-- START DATA LINES --

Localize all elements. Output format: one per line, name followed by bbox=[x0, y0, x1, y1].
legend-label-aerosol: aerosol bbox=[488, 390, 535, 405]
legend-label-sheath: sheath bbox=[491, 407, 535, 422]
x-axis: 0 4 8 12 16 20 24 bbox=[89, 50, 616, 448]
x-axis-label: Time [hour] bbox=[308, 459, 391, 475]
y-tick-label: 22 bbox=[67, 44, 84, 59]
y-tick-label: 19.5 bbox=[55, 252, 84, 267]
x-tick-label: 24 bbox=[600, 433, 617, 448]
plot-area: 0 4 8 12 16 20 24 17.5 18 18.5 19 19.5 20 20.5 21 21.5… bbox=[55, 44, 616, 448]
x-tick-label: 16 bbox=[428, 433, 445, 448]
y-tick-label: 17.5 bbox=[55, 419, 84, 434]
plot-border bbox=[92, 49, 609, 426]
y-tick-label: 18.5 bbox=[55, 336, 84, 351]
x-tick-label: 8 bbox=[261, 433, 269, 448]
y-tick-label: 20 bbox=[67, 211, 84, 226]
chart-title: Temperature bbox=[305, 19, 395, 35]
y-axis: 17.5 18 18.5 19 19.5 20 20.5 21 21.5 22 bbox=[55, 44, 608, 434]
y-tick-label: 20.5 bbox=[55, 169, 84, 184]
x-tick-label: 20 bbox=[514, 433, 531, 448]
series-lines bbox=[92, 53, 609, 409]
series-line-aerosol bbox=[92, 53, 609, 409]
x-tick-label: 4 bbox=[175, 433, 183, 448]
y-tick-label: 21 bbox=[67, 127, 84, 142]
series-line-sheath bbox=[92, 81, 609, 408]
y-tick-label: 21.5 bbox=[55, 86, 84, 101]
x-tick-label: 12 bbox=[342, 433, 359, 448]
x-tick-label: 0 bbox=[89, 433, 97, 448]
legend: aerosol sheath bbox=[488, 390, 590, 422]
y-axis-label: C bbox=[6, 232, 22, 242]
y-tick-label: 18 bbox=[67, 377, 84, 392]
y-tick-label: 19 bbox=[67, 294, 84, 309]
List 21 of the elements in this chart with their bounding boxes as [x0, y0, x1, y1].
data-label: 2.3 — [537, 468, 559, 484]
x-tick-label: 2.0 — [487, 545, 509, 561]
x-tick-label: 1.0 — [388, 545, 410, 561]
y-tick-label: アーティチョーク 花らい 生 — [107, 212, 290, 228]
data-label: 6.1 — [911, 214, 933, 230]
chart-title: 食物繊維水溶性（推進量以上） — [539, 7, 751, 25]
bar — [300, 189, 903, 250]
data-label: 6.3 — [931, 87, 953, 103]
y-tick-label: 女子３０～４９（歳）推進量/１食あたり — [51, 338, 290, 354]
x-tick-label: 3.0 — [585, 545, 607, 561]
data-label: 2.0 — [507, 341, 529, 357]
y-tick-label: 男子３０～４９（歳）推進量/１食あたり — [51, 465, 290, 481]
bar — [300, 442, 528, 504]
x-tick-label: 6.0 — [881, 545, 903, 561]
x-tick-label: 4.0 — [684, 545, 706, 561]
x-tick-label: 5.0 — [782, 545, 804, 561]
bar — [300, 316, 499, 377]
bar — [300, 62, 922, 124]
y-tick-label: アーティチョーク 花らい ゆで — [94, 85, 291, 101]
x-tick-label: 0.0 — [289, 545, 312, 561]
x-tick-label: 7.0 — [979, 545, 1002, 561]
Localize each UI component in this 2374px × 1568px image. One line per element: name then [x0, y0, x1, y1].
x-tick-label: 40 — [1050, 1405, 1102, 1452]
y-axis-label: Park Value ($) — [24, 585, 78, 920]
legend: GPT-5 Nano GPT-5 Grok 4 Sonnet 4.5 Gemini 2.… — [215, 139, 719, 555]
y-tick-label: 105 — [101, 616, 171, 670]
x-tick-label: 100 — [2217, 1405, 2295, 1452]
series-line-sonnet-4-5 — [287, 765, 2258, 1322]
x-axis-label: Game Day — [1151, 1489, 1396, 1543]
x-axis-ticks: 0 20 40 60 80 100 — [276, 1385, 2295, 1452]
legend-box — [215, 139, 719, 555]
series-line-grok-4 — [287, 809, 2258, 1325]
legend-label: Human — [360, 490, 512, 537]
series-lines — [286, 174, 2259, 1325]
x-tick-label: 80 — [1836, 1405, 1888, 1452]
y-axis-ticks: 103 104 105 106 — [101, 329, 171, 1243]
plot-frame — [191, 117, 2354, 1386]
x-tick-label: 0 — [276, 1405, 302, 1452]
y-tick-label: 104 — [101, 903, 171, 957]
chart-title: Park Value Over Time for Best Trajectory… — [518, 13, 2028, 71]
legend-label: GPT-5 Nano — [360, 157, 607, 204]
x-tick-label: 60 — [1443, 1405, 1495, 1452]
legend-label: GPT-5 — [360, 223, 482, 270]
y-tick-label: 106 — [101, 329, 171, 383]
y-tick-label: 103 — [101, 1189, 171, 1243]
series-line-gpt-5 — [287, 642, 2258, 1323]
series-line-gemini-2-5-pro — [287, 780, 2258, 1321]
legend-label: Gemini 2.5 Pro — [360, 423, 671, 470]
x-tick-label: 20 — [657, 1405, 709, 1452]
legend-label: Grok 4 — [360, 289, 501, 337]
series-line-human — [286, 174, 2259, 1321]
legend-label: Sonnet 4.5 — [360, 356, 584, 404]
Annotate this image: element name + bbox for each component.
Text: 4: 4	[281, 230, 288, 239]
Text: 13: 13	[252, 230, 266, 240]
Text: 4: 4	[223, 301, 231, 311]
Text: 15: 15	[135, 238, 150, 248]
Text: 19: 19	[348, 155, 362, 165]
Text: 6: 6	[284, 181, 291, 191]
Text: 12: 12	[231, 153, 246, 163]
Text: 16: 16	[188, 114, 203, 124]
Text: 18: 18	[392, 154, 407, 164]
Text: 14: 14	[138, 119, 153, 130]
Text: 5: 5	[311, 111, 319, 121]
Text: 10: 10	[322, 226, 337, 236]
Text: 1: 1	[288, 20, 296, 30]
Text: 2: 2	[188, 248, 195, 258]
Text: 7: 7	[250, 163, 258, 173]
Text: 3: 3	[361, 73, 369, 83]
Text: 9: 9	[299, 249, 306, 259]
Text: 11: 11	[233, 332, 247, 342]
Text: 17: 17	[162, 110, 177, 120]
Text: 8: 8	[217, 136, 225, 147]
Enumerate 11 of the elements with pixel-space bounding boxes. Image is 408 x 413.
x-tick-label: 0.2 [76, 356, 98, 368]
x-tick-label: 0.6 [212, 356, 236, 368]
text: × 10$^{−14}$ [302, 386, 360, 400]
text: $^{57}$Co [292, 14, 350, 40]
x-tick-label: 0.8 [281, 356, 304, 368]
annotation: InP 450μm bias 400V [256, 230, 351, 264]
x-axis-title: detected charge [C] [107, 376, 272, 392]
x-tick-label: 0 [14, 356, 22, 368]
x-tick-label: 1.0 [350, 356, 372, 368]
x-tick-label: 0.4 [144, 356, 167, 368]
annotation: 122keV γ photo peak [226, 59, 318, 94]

-- END DATA LINES --

### INSTRUCTION
Copy every line of the material above word for word, with no changes to its order, spacing, or characters.

### SOLVED PROBLEM
Localize all elements. Output format: one per line, name followed by bbox=[x0, y0, x1, y1].
legend-label-aerosol: aerosol bbox=[488, 390, 535, 405]
legend-label-sheath: sheath bbox=[491, 407, 535, 422]
x-axis: 0 4 8 12 16 20 24 bbox=[89, 50, 616, 448]
x-axis-label: Time [hour] bbox=[308, 459, 391, 475]
y-tick-label: 22 bbox=[67, 44, 84, 59]
y-tick-label: 19.5 bbox=[55, 252, 84, 267]
x-tick-label: 24 bbox=[600, 433, 617, 448]
plot-area: 0 4 8 12 16 20 24 17.5 18 18.5 19 19.5 20 20.5 21 21.5… bbox=[55, 44, 616, 448]
x-tick-label: 16 bbox=[428, 433, 445, 448]
y-tick-label: 17.5 bbox=[55, 419, 84, 434]
plot-border bbox=[92, 49, 609, 426]
y-tick-label: 18.5 bbox=[55, 336, 84, 351]
x-tick-label: 8 bbox=[261, 433, 269, 448]
y-tick-label: 20 bbox=[67, 211, 84, 226]
chart-title: Temperature bbox=[305, 19, 395, 35]
y-axis: 17.5 18 18.5 19 19.5 20 20.5 21 21.5 22 bbox=[55, 44, 608, 434]
y-tick-label: 20.5 bbox=[55, 169, 84, 184]
x-tick-label: 20 bbox=[514, 433, 531, 448]
series-lines bbox=[92, 53, 609, 409]
series-line-aerosol bbox=[92, 53, 609, 409]
x-tick-label: 4 bbox=[175, 433, 183, 448]
y-tick-label: 21 bbox=[67, 127, 84, 142]
series-line-sheath bbox=[92, 81, 609, 408]
y-tick-label: 21.5 bbox=[55, 86, 84, 101]
x-tick-label: 12 bbox=[342, 433, 359, 448]
x-tick-label: 0 bbox=[89, 433, 97, 448]
legend: aerosol sheath bbox=[488, 390, 590, 422]
y-axis-label: C bbox=[6, 232, 22, 242]
y-tick-label: 18 bbox=[67, 377, 84, 392]
y-tick-label: 19 bbox=[67, 294, 84, 309]
List 21 of the elements in this chart with their bounding boxes as [x0, y0, x1, y1].
data-label: 2.3 — [537, 468, 559, 484]
x-tick-label: 2.0 — [487, 545, 509, 561]
x-tick-label: 1.0 — [388, 545, 410, 561]
y-tick-label: アーティチョーク 花らい 生 — [107, 212, 290, 228]
data-label: 6.1 — [911, 214, 933, 230]
chart-title: 食物繊維水溶性（推進量以上） — [539, 7, 751, 25]
bar — [300, 189, 903, 250]
data-label: 6.3 — [931, 87, 953, 103]
y-tick-label: 女子３０～４９（歳）推進量/１食あたり — [51, 338, 290, 354]
x-tick-label: 3.0 — [585, 545, 607, 561]
data-label: 2.0 — [507, 341, 529, 357]
y-tick-label: 男子３０～４９（歳）推進量/１食あたり — [51, 465, 290, 481]
bar — [300, 442, 528, 504]
x-tick-label: 6.0 — [881, 545, 903, 561]
x-tick-label: 4.0 — [684, 545, 706, 561]
x-tick-label: 5.0 — [782, 545, 804, 561]
bar — [300, 316, 499, 377]
bar — [300, 62, 922, 124]
y-tick-label: アーティチョーク 花らい ゆで — [94, 85, 291, 101]
x-tick-label: 0.0 — [289, 545, 312, 561]
x-tick-label: 7.0 — [979, 545, 1002, 561]
Localize each UI component in this 2374px × 1568px image. One line per element: name then [x0, y0, x1, y1].
x-tick-label: 40 — [1050, 1405, 1102, 1452]
y-axis-label: Park Value ($) — [24, 585, 78, 920]
legend: GPT-5 Nano GPT-5 Grok 4 Sonnet 4.5 Gemini 2.… — [215, 139, 719, 555]
y-tick-label: 105 — [101, 616, 171, 670]
x-tick-label: 100 — [2217, 1405, 2295, 1452]
series-line-sonnet-4-5 — [287, 765, 2258, 1322]
x-axis-label: Game Day — [1151, 1489, 1396, 1543]
x-axis-ticks: 0 20 40 60 80 100 — [276, 1385, 2295, 1452]
legend-box — [215, 139, 719, 555]
series-line-grok-4 — [287, 809, 2258, 1325]
legend-label: Human — [360, 490, 512, 537]
series-lines — [286, 174, 2259, 1325]
x-tick-label: 80 — [1836, 1405, 1888, 1452]
y-axis-ticks: 103 104 105 106 — [101, 329, 171, 1243]
plot-frame — [191, 117, 2354, 1386]
x-tick-label: 0 — [276, 1405, 302, 1452]
y-tick-label: 104 — [101, 903, 171, 957]
chart-title: Park Value Over Time for Best Trajectory… — [518, 13, 2028, 71]
legend-label: GPT-5 Nano — [360, 157, 607, 204]
x-tick-label: 60 — [1443, 1405, 1495, 1452]
legend-label: GPT-5 — [360, 223, 482, 270]
y-tick-label: 106 — [101, 329, 171, 383]
y-tick-label: 103 — [101, 1189, 171, 1243]
series-line-gpt-5 — [287, 642, 2258, 1323]
series-line-gemini-2-5-pro — [287, 780, 2258, 1321]
legend-label: Gemini 2.5 Pro — [360, 423, 671, 470]
x-tick-label: 20 — [657, 1405, 709, 1452]
legend-label: Grok 4 — [360, 289, 501, 337]
series-line-human — [286, 174, 2259, 1321]
legend-label: Sonnet 4.5 — [360, 356, 584, 404]
Annotate this image: element name + bbox for each component.
Text: 4: 4	[281, 230, 288, 239]
Text: 13: 13	[252, 230, 266, 240]
Text: 4: 4	[223, 301, 231, 311]
Text: 15: 15	[135, 238, 150, 248]
Text: 19: 19	[348, 155, 362, 165]
Text: 6: 6	[284, 181, 291, 191]
Text: 12: 12	[231, 153, 246, 163]
Text: 16: 16	[188, 114, 203, 124]
Text: 18: 18	[392, 154, 407, 164]
Text: 14: 14	[138, 119, 153, 130]
Text: 5: 5	[311, 111, 319, 121]
Text: 10: 10	[322, 226, 337, 236]
Text: 1: 1	[288, 20, 296, 30]
Text: 2: 2	[188, 248, 195, 258]
Text: 7: 7	[250, 163, 258, 173]
Text: 3: 3	[361, 73, 369, 83]
Text: 9: 9	[299, 249, 306, 259]
Text: 11: 11	[233, 332, 247, 342]
Text: 17: 17	[162, 110, 177, 120]
Text: 8: 8	[217, 136, 225, 147]
Enumerate 11 of the elements with pixel-space bounding boxes. Image is 408 x 413.
x-tick-label: 0.2 [76, 356, 98, 368]
x-tick-label: 0.6 [212, 356, 236, 368]
text: × 10$^{−14}$ [302, 386, 360, 400]
text: $^{57}$Co [292, 14, 350, 40]
x-tick-label: 0.8 [281, 356, 304, 368]
annotation: InP 450μm bias 400V [256, 230, 351, 264]
x-axis-title: detected charge [C] [107, 376, 272, 392]
x-tick-label: 0 [14, 356, 22, 368]
x-tick-label: 1.0 [350, 356, 372, 368]
x-tick-label: 0.4 [144, 356, 167, 368]
annotation: 122keV γ photo peak [226, 59, 318, 94]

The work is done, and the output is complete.